▸ **Rows from a figure dataset**:

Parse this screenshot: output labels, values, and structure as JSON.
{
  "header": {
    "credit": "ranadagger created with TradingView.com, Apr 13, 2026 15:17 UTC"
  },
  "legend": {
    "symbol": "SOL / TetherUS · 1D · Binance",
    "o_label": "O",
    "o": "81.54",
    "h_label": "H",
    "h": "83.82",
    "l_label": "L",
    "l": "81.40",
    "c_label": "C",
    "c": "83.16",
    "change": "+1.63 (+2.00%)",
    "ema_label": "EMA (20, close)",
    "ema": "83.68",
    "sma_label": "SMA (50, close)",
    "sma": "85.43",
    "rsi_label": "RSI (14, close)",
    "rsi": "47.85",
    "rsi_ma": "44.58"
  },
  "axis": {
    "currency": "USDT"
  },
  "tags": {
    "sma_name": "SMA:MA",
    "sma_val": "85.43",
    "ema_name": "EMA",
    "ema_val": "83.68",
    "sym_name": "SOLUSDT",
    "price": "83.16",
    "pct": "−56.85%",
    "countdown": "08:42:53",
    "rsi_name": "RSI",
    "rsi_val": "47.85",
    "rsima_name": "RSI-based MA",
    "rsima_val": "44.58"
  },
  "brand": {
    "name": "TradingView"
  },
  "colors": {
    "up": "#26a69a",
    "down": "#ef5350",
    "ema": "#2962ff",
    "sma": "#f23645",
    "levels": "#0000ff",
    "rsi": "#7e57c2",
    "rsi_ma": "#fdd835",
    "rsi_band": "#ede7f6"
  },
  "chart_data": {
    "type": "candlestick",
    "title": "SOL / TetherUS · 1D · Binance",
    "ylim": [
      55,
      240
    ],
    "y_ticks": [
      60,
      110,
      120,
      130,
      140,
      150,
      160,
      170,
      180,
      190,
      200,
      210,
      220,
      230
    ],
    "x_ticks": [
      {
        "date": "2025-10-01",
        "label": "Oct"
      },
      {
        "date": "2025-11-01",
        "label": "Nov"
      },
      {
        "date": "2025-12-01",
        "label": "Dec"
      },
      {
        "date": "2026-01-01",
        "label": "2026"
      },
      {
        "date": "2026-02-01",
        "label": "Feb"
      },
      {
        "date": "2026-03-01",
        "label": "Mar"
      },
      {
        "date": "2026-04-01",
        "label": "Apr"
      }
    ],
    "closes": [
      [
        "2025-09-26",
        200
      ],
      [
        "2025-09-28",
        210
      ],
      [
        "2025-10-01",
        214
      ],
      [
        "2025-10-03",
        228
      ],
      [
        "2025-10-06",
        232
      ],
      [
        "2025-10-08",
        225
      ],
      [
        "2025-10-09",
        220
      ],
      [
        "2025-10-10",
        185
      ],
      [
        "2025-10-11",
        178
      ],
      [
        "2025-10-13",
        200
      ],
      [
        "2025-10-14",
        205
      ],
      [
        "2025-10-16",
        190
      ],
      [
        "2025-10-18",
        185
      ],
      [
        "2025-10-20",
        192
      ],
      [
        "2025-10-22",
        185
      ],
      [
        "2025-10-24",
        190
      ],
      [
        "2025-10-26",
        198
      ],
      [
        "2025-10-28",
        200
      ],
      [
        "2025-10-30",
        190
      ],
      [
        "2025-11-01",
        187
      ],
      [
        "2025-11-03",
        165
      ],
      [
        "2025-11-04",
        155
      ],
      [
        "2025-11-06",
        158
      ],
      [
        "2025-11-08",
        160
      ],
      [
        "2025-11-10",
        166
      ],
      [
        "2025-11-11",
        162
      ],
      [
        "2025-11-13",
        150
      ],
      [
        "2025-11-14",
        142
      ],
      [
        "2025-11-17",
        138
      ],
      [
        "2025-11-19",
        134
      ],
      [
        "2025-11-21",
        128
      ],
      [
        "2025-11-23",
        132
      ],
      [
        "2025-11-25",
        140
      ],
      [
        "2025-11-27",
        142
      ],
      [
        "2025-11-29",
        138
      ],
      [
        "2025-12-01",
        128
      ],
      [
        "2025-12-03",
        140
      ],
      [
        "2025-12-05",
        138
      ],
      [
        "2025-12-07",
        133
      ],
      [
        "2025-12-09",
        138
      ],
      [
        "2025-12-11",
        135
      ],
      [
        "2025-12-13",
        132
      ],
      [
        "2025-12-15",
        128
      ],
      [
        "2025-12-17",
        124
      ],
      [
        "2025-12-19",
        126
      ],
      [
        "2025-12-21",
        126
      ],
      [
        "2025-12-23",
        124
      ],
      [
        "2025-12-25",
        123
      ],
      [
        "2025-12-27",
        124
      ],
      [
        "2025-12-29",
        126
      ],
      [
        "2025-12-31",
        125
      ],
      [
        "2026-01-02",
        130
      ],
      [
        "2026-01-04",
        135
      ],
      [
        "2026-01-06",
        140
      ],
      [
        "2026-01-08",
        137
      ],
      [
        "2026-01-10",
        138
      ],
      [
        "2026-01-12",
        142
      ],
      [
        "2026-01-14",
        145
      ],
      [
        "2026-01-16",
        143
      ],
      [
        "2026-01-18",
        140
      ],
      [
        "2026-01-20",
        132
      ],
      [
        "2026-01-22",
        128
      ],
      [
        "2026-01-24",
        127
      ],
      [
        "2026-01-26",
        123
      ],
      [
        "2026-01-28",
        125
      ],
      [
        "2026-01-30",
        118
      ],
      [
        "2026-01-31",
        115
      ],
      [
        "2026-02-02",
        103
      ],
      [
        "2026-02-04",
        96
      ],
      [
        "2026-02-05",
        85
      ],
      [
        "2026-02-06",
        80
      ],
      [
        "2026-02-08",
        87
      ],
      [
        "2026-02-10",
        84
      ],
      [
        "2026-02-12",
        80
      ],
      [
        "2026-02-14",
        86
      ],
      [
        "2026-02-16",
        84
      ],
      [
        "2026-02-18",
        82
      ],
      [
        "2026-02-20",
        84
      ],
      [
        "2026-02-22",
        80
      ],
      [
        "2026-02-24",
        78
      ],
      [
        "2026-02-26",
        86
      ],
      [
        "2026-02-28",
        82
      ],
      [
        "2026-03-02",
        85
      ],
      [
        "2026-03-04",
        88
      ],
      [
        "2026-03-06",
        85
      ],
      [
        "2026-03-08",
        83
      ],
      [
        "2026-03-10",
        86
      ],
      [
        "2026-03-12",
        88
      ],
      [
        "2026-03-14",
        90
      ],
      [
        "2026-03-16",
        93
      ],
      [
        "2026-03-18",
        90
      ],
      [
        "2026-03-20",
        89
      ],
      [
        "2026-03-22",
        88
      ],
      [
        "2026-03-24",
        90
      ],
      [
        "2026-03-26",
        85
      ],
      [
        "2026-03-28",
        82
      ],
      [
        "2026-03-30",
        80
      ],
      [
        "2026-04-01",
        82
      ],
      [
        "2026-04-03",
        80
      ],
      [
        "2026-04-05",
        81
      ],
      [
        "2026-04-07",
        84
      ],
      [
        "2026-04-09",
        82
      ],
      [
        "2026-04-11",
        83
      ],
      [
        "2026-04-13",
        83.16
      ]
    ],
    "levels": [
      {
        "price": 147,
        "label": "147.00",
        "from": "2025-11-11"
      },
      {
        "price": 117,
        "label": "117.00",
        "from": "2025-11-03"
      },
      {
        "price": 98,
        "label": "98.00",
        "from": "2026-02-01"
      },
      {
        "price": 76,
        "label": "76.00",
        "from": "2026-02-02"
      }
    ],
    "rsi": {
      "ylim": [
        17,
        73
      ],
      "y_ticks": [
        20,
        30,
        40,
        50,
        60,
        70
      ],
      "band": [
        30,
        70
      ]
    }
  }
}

▸ **CHALLENGE**: The records above are to be copied in full, exactly as written.

▸ **TASK ANSWER**:
Parse this screenshot: output labels, values, and structure as JSON.
{
  "header": {
    "credit": "ranadagger created with TradingView.com, Apr 13, 2026 15:17 UTC"
  },
  "legend": {
    "symbol": "SOL / TetherUS · 1D · Binance",
    "o_label": "O",
    "o": "81.54",
    "h_label": "H",
    "h": "83.82",
    "l_label": "L",
    "l": "81.40",
    "c_label": "C",
    "c": "83.16",
    "change": "+1.63 (+2.00%)",
    "ema_label": "EMA (20, close)",
    "ema": "83.68",
    "sma_label": "SMA (50, close)",
    "sma": "85.43",
    "rsi_label": "RSI (14, close)",
    "rsi": "47.85",
    "rsi_ma": "44.58"
  },
  "axis": {
    "currency": "USDT"
  },
  "tags": {
    "sma_name": "SMA:MA",
    "sma_val": "85.43",
    "ema_name": "EMA",
    "ema_val": "83.68",
    "sym_name": "SOLUSDT",
    "price": "83.16",
    "pct": "−56.85%",
    "countdown": "08:42:53",
    "rsi_name": "RSI",
    "rsi_val": "47.85",
    "rsima_name": "RSI-based MA",
    "rsima_val": "44.58"
  },
  "brand": {
    "name": "TradingView"
  },
  "colors": {
    "up": "#26a69a",
    "down": "#ef5350",
    "ema": "#2962ff",
    "sma": "#f23645",
    "levels": "#0000ff",
    "rsi": "#7e57c2",
    "rsi_ma": "#fdd835",
    "rsi_band": "#ede7f6"
  },
  "chart_data": {
    "type": "candlestick",
    "title": "SOL / TetherUS · 1D · Binance",
    "ylim": [
      55,
      240
    ],
    "y_ticks": [
      60,
      110,
      120,
      130,
      140,
      150,
      160,
      170,
      180,
      190,
      200,
      210,
      220,
      230
    ],
    "x_ticks": [
      {
        "date": "2025-10-01",
        "label": "Oct"
      },
      {
        "date": "2025-11-01",
        "label": "Nov"
      },
      {
        "date": "2025-12-01",
        "label": "Dec"
      },
      {
        "date": "2026-01-01",
        "label": "2026"
      },
      {
        "date": "2026-02-01",
        "label": "Feb"
      },
      {
        "date": "2026-03-01",
        "label": "Mar"
      },
      {
        "date": "2026-04-01",
        "label": "Apr"
      }
    ],
    "closes": [
      [
        "2025-09-26",
        200
      ],
      [
        "2025-09-28",
        210
      ],
      [
        "2025-10-01",
        214
      ],
      [
        "2025-10-03",
        228
      ],
      [
        "2025-10-06",
        232
      ],
      [
        "2025-10-08",
        225
      ],
      [
        "2025-10-09",
        220
      ],
      [
        "2025-10-10",
        185
      ],
      [
        "2025-10-11",
        178
      ],
      [
        "2025-10-13",
        200
      ],
      [
        "2025-10-14",
        205
      ],
      [
        "2025-10-16",
        190
      ],
      [
        "2025-10-18",
        185
      ],
      [
        "2025-10-20",
        192
      ],
      [
        "2025-10-22",
        185
      ],
      [
        "2025-10-24",
        190
      ],
      [
        "2025-10-26",
        198
      ],
      [
        "2025-10-28",
        200
      ],
      [
        "2025-10-30",
        190
      ],
      [
        "2025-11-01",
        187
      ],
      [
        "2025-11-03",
        165
      ],
      [
        "2025-11-04",
        155
      ],
      [
        "2025-11-06",
        158
      ],
      [
        "2025-11-08",
        160
      ],
      [
        "2025-11-10",
        166
      ],
      [
        "2025-11-11",
        162
      ],
      [
        "2025-11-13",
        150
      ],
      [
        "2025-11-14",
        142
      ],
      [
        "2025-11-17",
        138
      ],
      [
        "2025-11-19",
        134
      ],
      [
        "2025-11-21",
        128
      ],
      [
        "2025-11-23",
        132
      ],
      [
        "2025-11-25",
        140
      ],
      [
        "2025-11-27",
        142
      ],
      [
        "2025-11-29",
        138
      ],
      [
        "2025-12-01",
        128
      ],
      [
        "2025-12-03",
        140
      ],
      [
        "2025-12-05",
        138
      ],
      [
        "2025-12-07",
        133
      ],
      [
        "2025-12-09",
        138
      ],
      [
        "2025-12-11",
        135
      ],
      [
        "2025-12-13",
        132
      ],
      [
        "2025-12-15",
        128
      ],
      [
        "2025-12-17",
        124
      ],
      [
        "2025-12-19",
        126
      ],
      [
        "2025-12-21",
        126
      ],
      [
        "2025-12-23",
        124
      ],
      [
        "2025-12-25",
        123
      ],
      [
        "2025-12-27",
        124
      ],
      [
        "2025-12-29",
        126
      ],
      [
        "2025-12-31",
        125
      ],
      [
        "2026-01-02",
        130
      ],
      [
        "2026-01-04",
        135
      ],
      [
        "2026-01-06",
        140
      ],
      [
        "2026-01-08",
        137
      ],
      [
        "2026-01-10",
        138
      ],
      [
        "2026-01-12",
        142
      ],
      [
        "2026-01-14",
        145
      ],
      [
        "2026-01-16",
        143
      ],
      [
        "2026-01-18",
        140
      ],
      [
        "2026-01-20",
        132
      ],
      [
        "2026-01-22",
        128
      ],
      [
        "2026-01-24",
        127
      ],
      [
        "2026-01-26",
        123
      ],
      [
        "2026-01-28",
        125
      ],
      [
        "2026-01-30",
        118
      ],
      [
        "2026-01-31",
        115
      ],
      [
        "2026-02-02",
        103
      ],
      [
        "2026-02-04",
        96
      ],
      [
        "2026-02-05",
        85
      ],
      [
        "2026-02-06",
        80
      ],
      [
        "2026-02-08",
        87
      ],
      [
        "2026-02-10",
        84
      ],
      [
        "2026-02-12",
        80
      ],
      [
        "2026-02-14",
        86
      ],
      [
        "2026-02-16",
        84
      ],
      [
        "2026-02-18",
        82
      ],
      [
        "2026-02-20",
        84
      ],
      [
        "2026-02-22",
        80
      ],
      [
        "2026-02-24",
        78
      ],
      [
        "2026-02-26",
        86
      ],
      [
        "2026-02-28",
        82
      ],
      [
        "2026-03-02",
        85
      ],
      [
        "2026-03-04",
        88
      ],
      [
        "2026-03-06",
        85
      ],
      [
        "2026-03-08",
        83
      ],
      [
        "2026-03-10",
        86
      ],
      [
        "2026-03-12",
        88
      ],
      [
        "2026-03-14",
        90
      ],
      [
        "2026-03-16",
        93
      ],
      [
        "2026-03-18",
        90
      ],
      [
        "2026-03-20",
        89
      ],
      [
        "2026-03-22",
        88
      ],
      [
        "2026-03-24",
        90
      ],
      [
        "2026-03-26",
        85
      ],
      [
        "2026-03-28",
        82
      ],
      [
        "2026-03-30",
        80
      ],
      [
        "2026-04-01",
        82
      ],
      [
        "2026-04-03",
        80
      ],
      [
        "2026-04-05",
        81
      ],
      [
        "2026-04-07",
        84
      ],
      [
        "2026-04-09",
        82
      ],
      [
        "2026-04-11",
        83
      ],
      [
        "2026-04-13",
        83.16
      ]
    ],
    "levels": [
      {
        "price": 147,
        "label": "147.00",
        "from": "2025-11-11"
      },
      {
        "price": 117,
        "label": "117.00",
        "from": "2025-11-03"
      },
      {
        "price": 98,
        "label": "98.00",
        "from": "2026-02-01"
      },
      {
        "price": 76,
        "label": "76.00",
        "from": "2026-02-02"
      }
    ],
    "rsi": {
      "ylim": [
        17,
        73
      ],
      "y_ticks": [
        20,
        30,
        40,
        50,
        60,
        70
      ],
      "band": [
        30,
        70
      ]
    }
  }
}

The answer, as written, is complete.